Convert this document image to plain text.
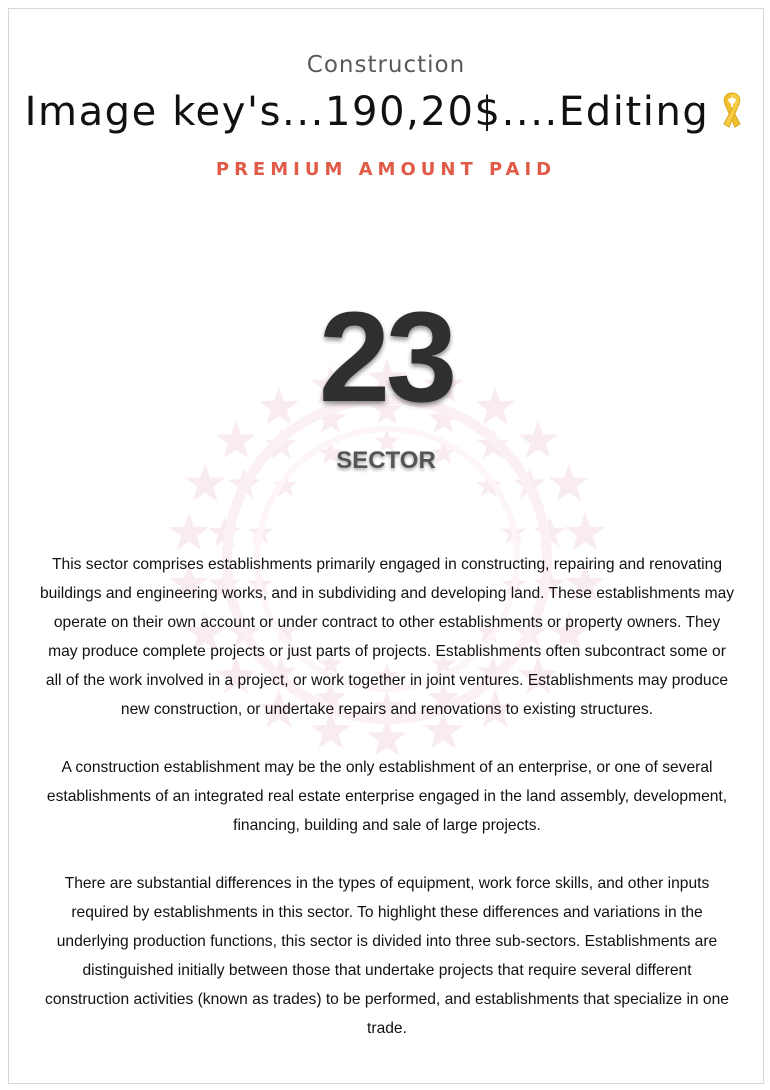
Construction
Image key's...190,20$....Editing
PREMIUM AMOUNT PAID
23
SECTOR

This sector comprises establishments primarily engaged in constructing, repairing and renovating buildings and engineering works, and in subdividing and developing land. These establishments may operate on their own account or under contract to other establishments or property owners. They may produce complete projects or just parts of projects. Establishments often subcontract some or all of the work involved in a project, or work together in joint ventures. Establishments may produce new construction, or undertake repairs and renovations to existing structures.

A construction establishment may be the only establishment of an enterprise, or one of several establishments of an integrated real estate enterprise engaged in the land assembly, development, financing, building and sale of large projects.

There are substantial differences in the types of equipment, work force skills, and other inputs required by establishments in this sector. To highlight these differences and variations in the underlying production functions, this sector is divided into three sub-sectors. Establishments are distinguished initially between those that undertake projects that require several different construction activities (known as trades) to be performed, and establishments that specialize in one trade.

*-*-*

- REQUEST:
Reproduce the material word for word, minus the images.

- COMPLETED TASK:
Convert this document image to plain text.
Construction
Image key's...190,20$....Editing
PREMIUM AMOUNT PAID
23
SECTOR

This sector comprises establishments primarily engaged in constructing, repairing and renovating buildings and engineering works, and in subdividing and developing land. These establishments may operate on their own account or under contract to other establishments or property owners. They may produce complete projects or just parts of projects. Establishments often subcontract some or all of the work involved in a project, or work together in joint ventures. Establishments may produce new construction, or undertake repairs and renovations to existing structures.

A construction establishment may be the only establishment of an enterprise, or one of several establishments of an integrated real estate enterprise engaged in the land assembly, development, financing, building and sale of large projects.

There are substantial differences in the types of equipment, work force skills, and other inputs required by establishments in this sector. To highlight these differences and variations in the underlying production functions, this sector is divided into three sub-sectors. Establishments are distinguished initially between those that undertake projects that require several different construction activities (known as trades) to be performed, and establishments that specialize in one trade.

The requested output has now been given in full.